# [DIRECTIONS FOR THIS TASK]
Copy the data items below line for line, with no changes.
BEGIN RECORDS PROVIDED
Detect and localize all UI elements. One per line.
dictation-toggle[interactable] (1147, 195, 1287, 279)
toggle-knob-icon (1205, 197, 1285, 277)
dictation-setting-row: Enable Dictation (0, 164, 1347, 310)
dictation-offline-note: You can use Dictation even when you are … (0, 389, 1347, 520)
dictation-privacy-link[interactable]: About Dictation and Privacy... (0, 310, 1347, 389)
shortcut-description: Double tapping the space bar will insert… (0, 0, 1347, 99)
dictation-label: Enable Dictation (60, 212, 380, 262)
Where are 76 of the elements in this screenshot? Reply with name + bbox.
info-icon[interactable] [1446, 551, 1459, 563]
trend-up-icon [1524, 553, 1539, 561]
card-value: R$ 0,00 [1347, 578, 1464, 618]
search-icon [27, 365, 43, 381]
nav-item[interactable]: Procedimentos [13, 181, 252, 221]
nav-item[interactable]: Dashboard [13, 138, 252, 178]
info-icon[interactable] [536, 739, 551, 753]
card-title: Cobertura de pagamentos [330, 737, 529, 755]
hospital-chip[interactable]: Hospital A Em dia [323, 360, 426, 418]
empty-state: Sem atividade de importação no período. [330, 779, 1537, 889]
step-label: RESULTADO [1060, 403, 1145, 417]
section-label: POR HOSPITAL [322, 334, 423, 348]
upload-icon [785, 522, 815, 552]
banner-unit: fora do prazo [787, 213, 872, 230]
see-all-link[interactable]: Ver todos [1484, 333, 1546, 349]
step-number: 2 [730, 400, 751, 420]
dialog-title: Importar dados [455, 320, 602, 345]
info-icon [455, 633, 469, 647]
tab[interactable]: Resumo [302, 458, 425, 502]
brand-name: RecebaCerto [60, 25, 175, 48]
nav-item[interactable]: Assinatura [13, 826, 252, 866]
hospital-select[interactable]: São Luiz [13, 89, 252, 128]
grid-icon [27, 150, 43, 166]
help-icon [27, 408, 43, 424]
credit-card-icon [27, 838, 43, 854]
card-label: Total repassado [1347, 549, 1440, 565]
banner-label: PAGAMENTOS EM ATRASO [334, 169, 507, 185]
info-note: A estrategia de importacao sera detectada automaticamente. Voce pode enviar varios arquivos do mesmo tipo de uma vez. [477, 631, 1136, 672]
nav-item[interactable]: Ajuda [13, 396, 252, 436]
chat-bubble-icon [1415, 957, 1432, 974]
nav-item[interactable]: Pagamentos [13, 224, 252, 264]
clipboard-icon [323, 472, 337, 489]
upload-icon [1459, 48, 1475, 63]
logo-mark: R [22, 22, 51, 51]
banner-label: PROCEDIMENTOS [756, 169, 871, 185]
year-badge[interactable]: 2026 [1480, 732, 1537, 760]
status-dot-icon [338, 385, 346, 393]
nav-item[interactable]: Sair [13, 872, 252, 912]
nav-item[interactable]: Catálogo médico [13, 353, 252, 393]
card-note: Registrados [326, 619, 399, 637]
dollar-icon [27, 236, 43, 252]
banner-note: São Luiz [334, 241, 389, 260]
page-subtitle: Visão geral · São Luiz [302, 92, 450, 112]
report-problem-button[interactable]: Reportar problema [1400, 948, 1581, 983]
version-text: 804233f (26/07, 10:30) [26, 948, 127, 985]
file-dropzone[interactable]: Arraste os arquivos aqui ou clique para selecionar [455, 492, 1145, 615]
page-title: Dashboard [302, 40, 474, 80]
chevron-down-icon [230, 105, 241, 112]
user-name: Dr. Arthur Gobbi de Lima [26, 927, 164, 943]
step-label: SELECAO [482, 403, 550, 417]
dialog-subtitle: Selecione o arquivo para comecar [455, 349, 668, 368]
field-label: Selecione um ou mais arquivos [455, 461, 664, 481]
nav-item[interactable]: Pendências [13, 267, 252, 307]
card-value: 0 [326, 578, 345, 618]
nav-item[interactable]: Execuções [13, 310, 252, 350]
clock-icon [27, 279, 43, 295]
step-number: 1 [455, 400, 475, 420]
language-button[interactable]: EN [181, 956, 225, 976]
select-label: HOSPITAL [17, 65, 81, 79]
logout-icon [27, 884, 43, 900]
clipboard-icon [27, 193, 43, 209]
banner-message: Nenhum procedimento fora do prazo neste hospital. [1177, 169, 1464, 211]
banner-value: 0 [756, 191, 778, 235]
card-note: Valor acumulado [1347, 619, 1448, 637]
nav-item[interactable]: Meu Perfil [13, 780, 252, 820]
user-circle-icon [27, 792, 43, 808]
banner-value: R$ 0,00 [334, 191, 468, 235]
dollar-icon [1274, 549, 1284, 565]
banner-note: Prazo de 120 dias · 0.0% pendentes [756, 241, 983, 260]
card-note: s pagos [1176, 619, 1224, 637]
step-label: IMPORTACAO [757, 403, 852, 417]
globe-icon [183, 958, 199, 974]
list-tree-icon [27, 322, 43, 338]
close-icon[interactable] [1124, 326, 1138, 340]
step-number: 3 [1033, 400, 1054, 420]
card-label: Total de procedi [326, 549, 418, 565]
END RECORDS PROVIDED
# [SOLUTION FOR THIS PROBLEM]
Detect and localize all UI elements. One per line.
dictation-toggle[interactable] (1147, 195, 1287, 279)
toggle-knob-icon (1205, 197, 1285, 277)
dictation-setting-row: Enable Dictation (0, 164, 1347, 310)
dictation-offline-note: You can use Dictation even when you are … (0, 389, 1347, 520)
dictation-privacy-link[interactable]: About Dictation and Privacy... (0, 310, 1347, 389)
shortcut-description: Double tapping the space bar will insert… (0, 0, 1347, 99)
dictation-label: Enable Dictation (60, 212, 380, 262)
Where are 76 of the elements in this screenshot? Reply with name + bbox.
info-icon[interactable] [1446, 551, 1459, 563]
trend-up-icon [1524, 553, 1539, 561]
card-value: R$ 0,00 [1347, 578, 1464, 618]
search-icon [27, 365, 43, 381]
nav-item[interactable]: Procedimentos [13, 181, 252, 221]
nav-item[interactable]: Dashboard [13, 138, 252, 178]
info-icon[interactable] [536, 739, 551, 753]
card-title: Cobertura de pagamentos [330, 737, 529, 755]
hospital-chip[interactable]: Hospital A Em dia [323, 360, 426, 418]
empty-state: Sem atividade de importação no período. [330, 779, 1537, 889]
step-label: RESULTADO [1060, 403, 1145, 417]
section-label: POR HOSPITAL [322, 334, 423, 348]
upload-icon [785, 522, 815, 552]
banner-unit: fora do prazo [787, 213, 872, 230]
see-all-link[interactable]: Ver todos [1484, 333, 1546, 349]
step-number: 2 [730, 400, 751, 420]
dialog-title: Importar dados [455, 320, 602, 345]
info-icon [455, 633, 469, 647]
tab[interactable]: Resumo [302, 458, 425, 502]
brand-name: RecebaCerto [60, 25, 175, 48]
nav-item[interactable]: Assinatura [13, 826, 252, 866]
hospital-select[interactable]: São Luiz [13, 89, 252, 128]
grid-icon [27, 150, 43, 166]
help-icon [27, 408, 43, 424]
credit-card-icon [27, 838, 43, 854]
card-label: Total repassado [1347, 549, 1440, 565]
banner-label: PAGAMENTOS EM ATRASO [334, 169, 507, 185]
info-note: A estrategia de importacao sera detectada automaticamente. Voce pode enviar varios arquivos do mesmo tipo de uma vez. [477, 631, 1136, 672]
nav-item[interactable]: Ajuda [13, 396, 252, 436]
chat-bubble-icon [1415, 957, 1432, 974]
nav-item[interactable]: Pagamentos [13, 224, 252, 264]
clipboard-icon [323, 472, 337, 489]
upload-icon [1459, 48, 1475, 63]
logo-mark: R [22, 22, 51, 51]
banner-label: PROCEDIMENTOS [756, 169, 871, 185]
year-badge[interactable]: 2026 [1480, 732, 1537, 760]
status-dot-icon [338, 385, 346, 393]
nav-item[interactable]: Sair [13, 872, 252, 912]
nav-item[interactable]: Catálogo médico [13, 353, 252, 393]
card-note: Registrados [326, 619, 399, 637]
dollar-icon [27, 236, 43, 252]
banner-note: São Luiz [334, 241, 389, 260]
page-subtitle: Visão geral · São Luiz [302, 92, 450, 112]
report-problem-button[interactable]: Reportar problema [1400, 948, 1581, 983]
version-text: 804233f (26/07, 10:30) [26, 948, 127, 985]
file-dropzone[interactable]: Arraste os arquivos aqui ou clique para selecionar [455, 492, 1145, 615]
page-title: Dashboard [302, 40, 474, 80]
chevron-down-icon [230, 105, 241, 112]
user-name: Dr. Arthur Gobbi de Lima [26, 927, 164, 943]
step-label: SELECAO [482, 403, 550, 417]
dialog-subtitle: Selecione o arquivo para comecar [455, 349, 668, 368]
field-label: Selecione um ou mais arquivos [455, 461, 664, 481]
nav-item[interactable]: Pendências [13, 267, 252, 307]
card-value: 0 [326, 578, 345, 618]
nav-item[interactable]: Execuções [13, 310, 252, 350]
clock-icon [27, 279, 43, 295]
step-number: 1 [455, 400, 475, 420]
language-button[interactable]: EN [181, 956, 225, 976]
select-label: HOSPITAL [17, 65, 81, 79]
logout-icon [27, 884, 43, 900]
clipboard-icon [27, 193, 43, 209]
banner-message: Nenhum procedimento fora do prazo neste hospital. [1177, 169, 1464, 211]
banner-value: 0 [756, 191, 778, 235]
card-note: Valor acumulado [1347, 619, 1448, 637]
nav-item[interactable]: Meu Perfil [13, 780, 252, 820]
user-circle-icon [27, 792, 43, 808]
banner-value: R$ 0,00 [334, 191, 468, 235]
dollar-icon [1274, 549, 1284, 565]
banner-note: Prazo de 120 dias · 0.0% pendentes [756, 241, 983, 260]
card-note: s pagos [1176, 619, 1224, 637]
step-label: IMPORTACAO [757, 403, 852, 417]
globe-icon [183, 958, 199, 974]
list-tree-icon [27, 322, 43, 338]
close-icon[interactable] [1124, 326, 1138, 340]
step-number: 3 [1033, 400, 1054, 420]
card-label: Total de procedi [326, 549, 418, 565]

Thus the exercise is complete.